What the task requires> Copy all of the records below verbatim.

Provided material>
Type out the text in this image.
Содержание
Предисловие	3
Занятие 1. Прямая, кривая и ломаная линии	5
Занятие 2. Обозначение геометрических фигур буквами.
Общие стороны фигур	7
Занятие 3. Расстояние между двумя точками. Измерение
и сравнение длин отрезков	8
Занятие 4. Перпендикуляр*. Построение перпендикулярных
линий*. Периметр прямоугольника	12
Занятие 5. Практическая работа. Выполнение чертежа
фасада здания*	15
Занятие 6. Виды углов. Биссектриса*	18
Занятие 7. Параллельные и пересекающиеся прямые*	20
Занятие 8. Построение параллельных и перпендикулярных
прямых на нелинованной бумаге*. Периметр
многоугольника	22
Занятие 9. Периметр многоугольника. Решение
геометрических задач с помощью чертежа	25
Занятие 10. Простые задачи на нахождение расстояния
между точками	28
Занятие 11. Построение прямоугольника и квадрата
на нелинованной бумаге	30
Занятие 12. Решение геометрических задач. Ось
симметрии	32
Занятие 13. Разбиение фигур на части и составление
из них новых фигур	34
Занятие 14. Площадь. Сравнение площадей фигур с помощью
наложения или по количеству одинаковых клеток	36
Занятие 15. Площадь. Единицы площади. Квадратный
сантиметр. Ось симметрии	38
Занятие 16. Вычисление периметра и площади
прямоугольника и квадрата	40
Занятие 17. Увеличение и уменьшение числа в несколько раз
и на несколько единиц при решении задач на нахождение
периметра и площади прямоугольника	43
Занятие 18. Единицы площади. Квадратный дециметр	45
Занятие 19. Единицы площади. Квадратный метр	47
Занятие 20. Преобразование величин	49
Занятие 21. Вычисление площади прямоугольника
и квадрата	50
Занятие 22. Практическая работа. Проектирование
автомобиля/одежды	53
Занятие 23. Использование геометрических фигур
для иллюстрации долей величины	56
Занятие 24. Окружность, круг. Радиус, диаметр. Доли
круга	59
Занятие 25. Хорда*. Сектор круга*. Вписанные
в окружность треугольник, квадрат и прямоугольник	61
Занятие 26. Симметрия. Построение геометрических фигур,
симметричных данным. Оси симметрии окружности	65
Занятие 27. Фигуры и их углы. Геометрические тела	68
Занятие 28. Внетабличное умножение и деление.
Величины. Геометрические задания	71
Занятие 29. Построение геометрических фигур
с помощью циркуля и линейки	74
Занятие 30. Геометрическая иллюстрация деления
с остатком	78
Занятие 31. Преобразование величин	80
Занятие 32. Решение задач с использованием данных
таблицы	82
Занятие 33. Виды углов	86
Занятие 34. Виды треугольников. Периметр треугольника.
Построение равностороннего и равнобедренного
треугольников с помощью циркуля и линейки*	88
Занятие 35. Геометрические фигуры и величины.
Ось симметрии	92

Written solution>
Type out the text in this image.
Содержание
Предисловие	3
Занятие 1. Прямая, кривая и ломаная линии	5
Занятие 2. Обозначение геометрических фигур буквами.
Общие стороны фигур	7
Занятие 3. Расстояние между двумя точками. Измерение
и сравнение длин отрезков	8
Занятие 4. Перпендикуляр*. Построение перпендикулярных
линий*. Периметр прямоугольника	12
Занятие 5. Практическая работа. Выполнение чертежа
фасада здания*	15
Занятие 6. Виды углов. Биссектриса*	18
Занятие 7. Параллельные и пересекающиеся прямые*	20
Занятие 8. Построение параллельных и перпендикулярных
прямых на нелинованной бумаге*. Периметр
многоугольника	22
Занятие 9. Периметр многоугольника. Решение
геометрических задач с помощью чертежа	25
Занятие 10. Простые задачи на нахождение расстояния
между точками	28
Занятие 11. Построение прямоугольника и квадрата
на нелинованной бумаге	30
Занятие 12. Решение геометрических задач. Ось
симметрии	32
Занятие 13. Разбиение фигур на части и составление
из них новых фигур	34
Занятие 14. Площадь. Сравнение площадей фигур с помощью
наложения или по количеству одинаковых клеток	36
Занятие 15. Площадь. Единицы площади. Квадратный
сантиметр. Ось симметрии	38
Занятие 16. Вычисление периметра и площади
прямоугольника и квадрата	40
Занятие 17. Увеличение и уменьшение числа в несколько раз
и на несколько единиц при решении задач на нахождение
периметра и площади прямоугольника	43
Занятие 18. Единицы площади. Квадратный дециметр	45
Занятие 19. Единицы площади. Квадратный метр	47
Занятие 20. Преобразование величин	49
Занятие 21. Вычисление площади прямоугольника
и квадрата	50
Занятие 22. Практическая работа. Проектирование
автомобиля/одежды	53
Занятие 23. Использование геометрических фигур
для иллюстрации долей величины	56
Занятие 24. Окружность, круг. Радиус, диаметр. Доли
круга	59
Занятие 25. Хорда*. Сектор круга*. Вписанные
в окружность треугольник, квадрат и прямоугольник	61
Занятие 26. Симметрия. Построение геометрических фигур,
симметричных данным. Оси симметрии окружности	65
Занятие 27. Фигуры и их углы. Геометрические тела	68
Занятие 28. Внетабличное умножение и деление.
Величины. Геометрические задания	71
Занятие 29. Построение геометрических фигур
с помощью циркуля и линейки	74
Занятие 30. Геометрическая иллюстрация деления
с остатком	78
Занятие 31. Преобразование величин	80
Занятие 32. Решение задач с использованием данных
таблицы	82
Занятие 33. Виды углов	86
Занятие 34. Виды треугольников. Периметр треугольника.
Построение равностороннего и равнобедренного
треугольников с помощью циркуля и линейки*	88
Занятие 35. Геометрические фигуры и величины.
Ось симметрии	92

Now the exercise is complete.